— START OF Exercise input —

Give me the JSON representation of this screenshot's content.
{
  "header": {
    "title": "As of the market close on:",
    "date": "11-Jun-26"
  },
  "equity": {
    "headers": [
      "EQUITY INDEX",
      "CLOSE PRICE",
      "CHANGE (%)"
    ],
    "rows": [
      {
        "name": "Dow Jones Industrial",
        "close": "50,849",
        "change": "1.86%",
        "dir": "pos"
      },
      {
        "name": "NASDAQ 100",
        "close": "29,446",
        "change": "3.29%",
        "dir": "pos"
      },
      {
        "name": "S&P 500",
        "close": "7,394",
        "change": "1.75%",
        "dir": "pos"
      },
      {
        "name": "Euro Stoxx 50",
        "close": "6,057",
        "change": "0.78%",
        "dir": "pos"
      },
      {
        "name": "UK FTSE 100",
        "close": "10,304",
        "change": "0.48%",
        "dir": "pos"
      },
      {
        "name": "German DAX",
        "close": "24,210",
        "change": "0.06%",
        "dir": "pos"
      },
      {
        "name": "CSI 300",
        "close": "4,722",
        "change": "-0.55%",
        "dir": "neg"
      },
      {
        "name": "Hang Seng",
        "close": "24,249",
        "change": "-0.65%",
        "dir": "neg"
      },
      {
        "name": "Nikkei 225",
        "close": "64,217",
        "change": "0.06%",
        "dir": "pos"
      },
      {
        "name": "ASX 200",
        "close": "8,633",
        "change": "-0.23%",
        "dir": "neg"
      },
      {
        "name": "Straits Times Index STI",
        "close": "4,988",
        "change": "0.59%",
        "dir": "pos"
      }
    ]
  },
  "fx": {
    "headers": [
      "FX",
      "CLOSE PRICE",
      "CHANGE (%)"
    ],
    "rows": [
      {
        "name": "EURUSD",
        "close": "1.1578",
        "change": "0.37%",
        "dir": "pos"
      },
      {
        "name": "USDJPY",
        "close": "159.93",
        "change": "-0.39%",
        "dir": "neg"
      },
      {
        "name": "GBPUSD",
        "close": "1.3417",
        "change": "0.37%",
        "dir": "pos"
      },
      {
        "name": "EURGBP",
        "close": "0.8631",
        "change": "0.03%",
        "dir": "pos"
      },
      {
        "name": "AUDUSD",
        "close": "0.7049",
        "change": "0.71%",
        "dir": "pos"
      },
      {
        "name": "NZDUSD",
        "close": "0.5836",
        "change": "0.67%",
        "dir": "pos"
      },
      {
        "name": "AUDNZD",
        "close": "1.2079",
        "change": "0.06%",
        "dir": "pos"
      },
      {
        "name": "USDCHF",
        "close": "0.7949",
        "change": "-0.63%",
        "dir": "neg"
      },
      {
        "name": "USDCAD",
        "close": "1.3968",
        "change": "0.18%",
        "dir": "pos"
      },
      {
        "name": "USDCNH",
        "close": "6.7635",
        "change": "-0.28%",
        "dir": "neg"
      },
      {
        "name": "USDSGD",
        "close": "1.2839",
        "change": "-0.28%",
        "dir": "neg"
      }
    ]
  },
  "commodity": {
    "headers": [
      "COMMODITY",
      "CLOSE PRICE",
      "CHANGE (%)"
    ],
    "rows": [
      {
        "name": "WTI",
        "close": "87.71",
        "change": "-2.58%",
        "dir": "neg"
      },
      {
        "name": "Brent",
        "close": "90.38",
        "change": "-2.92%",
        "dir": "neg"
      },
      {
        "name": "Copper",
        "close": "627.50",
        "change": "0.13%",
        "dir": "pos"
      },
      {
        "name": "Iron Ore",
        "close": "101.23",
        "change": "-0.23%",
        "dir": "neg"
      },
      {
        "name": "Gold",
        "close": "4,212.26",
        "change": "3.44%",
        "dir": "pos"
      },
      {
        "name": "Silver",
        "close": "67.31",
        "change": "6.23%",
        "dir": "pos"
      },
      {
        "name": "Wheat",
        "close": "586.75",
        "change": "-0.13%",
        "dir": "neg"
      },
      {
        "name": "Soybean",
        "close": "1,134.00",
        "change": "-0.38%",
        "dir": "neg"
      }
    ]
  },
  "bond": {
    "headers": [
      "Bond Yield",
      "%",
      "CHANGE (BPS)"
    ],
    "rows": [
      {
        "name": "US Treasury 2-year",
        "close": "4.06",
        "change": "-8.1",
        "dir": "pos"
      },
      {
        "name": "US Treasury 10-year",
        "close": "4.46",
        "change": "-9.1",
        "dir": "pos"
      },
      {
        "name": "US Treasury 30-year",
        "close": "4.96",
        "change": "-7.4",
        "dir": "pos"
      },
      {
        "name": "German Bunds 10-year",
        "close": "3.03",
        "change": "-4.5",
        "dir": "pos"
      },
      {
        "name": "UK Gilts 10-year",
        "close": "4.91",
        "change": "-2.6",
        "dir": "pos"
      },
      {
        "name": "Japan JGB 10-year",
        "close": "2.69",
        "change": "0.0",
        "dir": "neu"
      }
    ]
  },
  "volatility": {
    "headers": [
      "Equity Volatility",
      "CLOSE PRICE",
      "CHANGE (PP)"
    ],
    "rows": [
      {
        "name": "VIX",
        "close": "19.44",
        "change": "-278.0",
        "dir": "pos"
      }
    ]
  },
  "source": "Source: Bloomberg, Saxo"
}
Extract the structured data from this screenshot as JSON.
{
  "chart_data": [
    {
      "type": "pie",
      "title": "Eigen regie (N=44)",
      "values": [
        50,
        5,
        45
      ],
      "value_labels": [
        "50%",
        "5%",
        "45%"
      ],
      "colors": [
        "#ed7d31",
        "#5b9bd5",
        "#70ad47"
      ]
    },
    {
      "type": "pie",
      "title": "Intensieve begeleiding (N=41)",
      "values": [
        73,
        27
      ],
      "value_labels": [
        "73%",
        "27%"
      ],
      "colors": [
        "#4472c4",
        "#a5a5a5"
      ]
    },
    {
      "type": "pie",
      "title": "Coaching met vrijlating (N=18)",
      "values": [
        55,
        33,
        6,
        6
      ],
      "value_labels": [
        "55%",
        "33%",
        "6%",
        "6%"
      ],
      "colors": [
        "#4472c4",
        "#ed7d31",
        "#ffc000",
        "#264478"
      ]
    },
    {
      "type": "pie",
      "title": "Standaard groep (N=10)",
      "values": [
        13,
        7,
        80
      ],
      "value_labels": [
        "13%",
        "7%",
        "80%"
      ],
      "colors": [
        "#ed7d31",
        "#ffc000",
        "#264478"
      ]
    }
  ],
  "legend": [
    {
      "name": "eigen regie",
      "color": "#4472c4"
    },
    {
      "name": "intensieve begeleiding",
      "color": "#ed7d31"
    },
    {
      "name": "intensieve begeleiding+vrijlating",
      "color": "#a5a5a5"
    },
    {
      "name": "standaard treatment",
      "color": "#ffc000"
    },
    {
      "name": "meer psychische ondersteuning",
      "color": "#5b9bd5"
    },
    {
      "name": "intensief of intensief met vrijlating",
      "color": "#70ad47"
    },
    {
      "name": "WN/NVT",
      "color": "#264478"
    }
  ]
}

— END OF Exercise input —

Every record above should be copied exactly.

Give me the JSON representation of this screenshot's content.
{
  "header": {
    "title": "As of the market close on:",
    "date": "11-Jun-26"
  },
  "equity": {
    "headers": [
      "EQUITY INDEX",
      "CLOSE PRICE",
      "CHANGE (%)"
    ],
    "rows": [
      {
        "name": "Dow Jones Industrial",
        "close": "50,849",
        "change": "1.86%",
        "dir": "pos"
      },
      {
        "name": "NASDAQ 100",
        "close": "29,446",
        "change": "3.29%",
        "dir": "pos"
      },
      {
        "name": "S&P 500",
        "close": "7,394",
        "change": "1.75%",
        "dir": "pos"
      },
      {
        "name": "Euro Stoxx 50",
        "close": "6,057",
        "change": "0.78%",
        "dir": "pos"
      },
      {
        "name": "UK FTSE 100",
        "close": "10,304",
        "change": "0.48%",
        "dir": "pos"
      },
      {
        "name": "German DAX",
        "close": "24,210",
        "change": "0.06%",
        "dir": "pos"
      },
      {
        "name": "CSI 300",
        "close": "4,722",
        "change": "-0.55%",
        "dir": "neg"
      },
      {
        "name": "Hang Seng",
        "close": "24,249",
        "change": "-0.65%",
        "dir": "neg"
      },
      {
        "name": "Nikkei 225",
        "close": "64,217",
        "change": "0.06%",
        "dir": "pos"
      },
      {
        "name": "ASX 200",
        "close": "8,633",
        "change": "-0.23%",
        "dir": "neg"
      },
      {
        "name": "Straits Times Index STI",
        "close": "4,988",
        "change": "0.59%",
        "dir": "pos"
      }
    ]
  },
  "fx": {
    "headers": [
      "FX",
      "CLOSE PRICE",
      "CHANGE (%)"
    ],
    "rows": [
      {
        "name": "EURUSD",
        "close": "1.1578",
        "change": "0.37%",
        "dir": "pos"
      },
      {
        "name": "USDJPY",
        "close": "159.93",
        "change": "-0.39%",
        "dir": "neg"
      },
      {
        "name": "GBPUSD",
        "close": "1.3417",
        "change": "0.37%",
        "dir": "pos"
      },
      {
        "name": "EURGBP",
        "close": "0.8631",
        "change": "0.03%",
        "dir": "pos"
      },
      {
        "name": "AUDUSD",
        "close": "0.7049",
        "change": "0.71%",
        "dir": "pos"
      },
      {
        "name": "NZDUSD",
        "close": "0.5836",
        "change": "0.67%",
        "dir": "pos"
      },
      {
        "name": "AUDNZD",
        "close": "1.2079",
        "change": "0.06%",
        "dir": "pos"
      },
      {
        "name": "USDCHF",
        "close": "0.7949",
        "change": "-0.63%",
        "dir": "neg"
      },
      {
        "name": "USDCAD",
        "close": "1.3968",
        "change": "0.18%",
        "dir": "pos"
      },
      {
        "name": "USDCNH",
        "close": "6.7635",
        "change": "-0.28%",
        "dir": "neg"
      },
      {
        "name": "USDSGD",
        "close": "1.2839",
        "change": "-0.28%",
        "dir": "neg"
      }
    ]
  },
  "commodity": {
    "headers": [
      "COMMODITY",
      "CLOSE PRICE",
      "CHANGE (%)"
    ],
    "rows": [
      {
        "name": "WTI",
        "close": "87.71",
        "change": "-2.58%",
        "dir": "neg"
      },
      {
        "name": "Brent",
        "close": "90.38",
        "change": "-2.92%",
        "dir": "neg"
      },
      {
        "name": "Copper",
        "close": "627.50",
        "change": "0.13%",
        "dir": "pos"
      },
      {
        "name": "Iron Ore",
        "close": "101.23",
        "change": "-0.23%",
        "dir": "neg"
      },
      {
        "name": "Gold",
        "close": "4,212.26",
        "change": "3.44%",
        "dir": "pos"
      },
      {
        "name": "Silver",
        "close": "67.31",
        "change": "6.23%",
        "dir": "pos"
      },
      {
        "name": "Wheat",
        "close": "586.75",
        "change": "-0.13%",
        "dir": "neg"
      },
      {
        "name": "Soybean",
        "close": "1,134.00",
        "change": "-0.38%",
        "dir": "neg"
      }
    ]
  },
  "bond": {
    "headers": [
      "Bond Yield",
      "%",
      "CHANGE (BPS)"
    ],
    "rows": [
      {
        "name": "US Treasury 2-year",
        "close": "4.06",
        "change": "-8.1",
        "dir": "pos"
      },
      {
        "name": "US Treasury 10-year",
        "close": "4.46",
        "change": "-9.1",
        "dir": "pos"
      },
      {
        "name": "US Treasury 30-year",
        "close": "4.96",
        "change": "-7.4",
        "dir": "pos"
      },
      {
        "name": "German Bunds 10-year",
        "close": "3.03",
        "change": "-4.5",
        "dir": "pos"
      },
      {
        "name": "UK Gilts 10-year",
        "close": "4.91",
        "change": "-2.6",
        "dir": "pos"
      },
      {
        "name": "Japan JGB 10-year",
        "close": "2.69",
        "change": "0.0",
        "dir": "neu"
      }
    ]
  },
  "volatility": {
    "headers": [
      "Equity Volatility",
      "CLOSE PRICE",
      "CHANGE (PP)"
    ],
    "rows": [
      {
        "name": "VIX",
        "close": "19.44",
        "change": "-278.0",
        "dir": "pos"
      }
    ]
  },
  "source": "Source: Bloomberg, Saxo"
}
Extract the structured data from this screenshot as JSON.
{
  "chart_data": [
    {
      "type": "pie",
      "title": "Eigen regie (N=44)",
      "values": [
        50,
        5,
        45
      ],
      "value_labels": [
        "50%",
        "5%",
        "45%"
      ],
      "colors": [
        "#ed7d31",
        "#5b9bd5",
        "#70ad47"
      ]
    },
    {
      "type": "pie",
      "title": "Intensieve begeleiding (N=41)",
      "values": [
        73,
        27
      ],
      "value_labels": [
        "73%",
        "27%"
      ],
      "colors": [
        "#4472c4",
        "#a5a5a5"
      ]
    },
    {
      "type": "pie",
      "title": "Coaching met vrijlating (N=18)",
      "values": [
        55,
        33,
        6,
        6
      ],
      "value_labels": [
        "55%",
        "33%",
        "6%",
        "6%"
      ],
      "colors": [
        "#4472c4",
        "#ed7d31",
        "#ffc000",
        "#264478"
      ]
    },
    {
      "type": "pie",
      "title": "Standaard groep (N=10)",
      "values": [
        13,
        7,
        80
      ],
      "value_labels": [
        "13%",
        "7%",
        "80%"
      ],
      "colors": [
        "#ed7d31",
        "#ffc000",
        "#264478"
      ]
    }
  ],
  "legend": [
    {
      "name": "eigen regie",
      "color": "#4472c4"
    },
    {
      "name": "intensieve begeleiding",
      "color": "#ed7d31"
    },
    {
      "name": "intensieve begeleiding+vrijlating",
      "color": "#a5a5a5"
    },
    {
      "name": "standaard treatment",
      "color": "#ffc000"
    },
    {
      "name": "meer psychische ondersteuning",
      "color": "#5b9bd5"
    },
    {
      "name": "intensief of intensief met vrijlating",
      "color": "#70ad47"
    },
    {
      "name": "WN/NVT",
      "color": "#264478"
    }
  ]
}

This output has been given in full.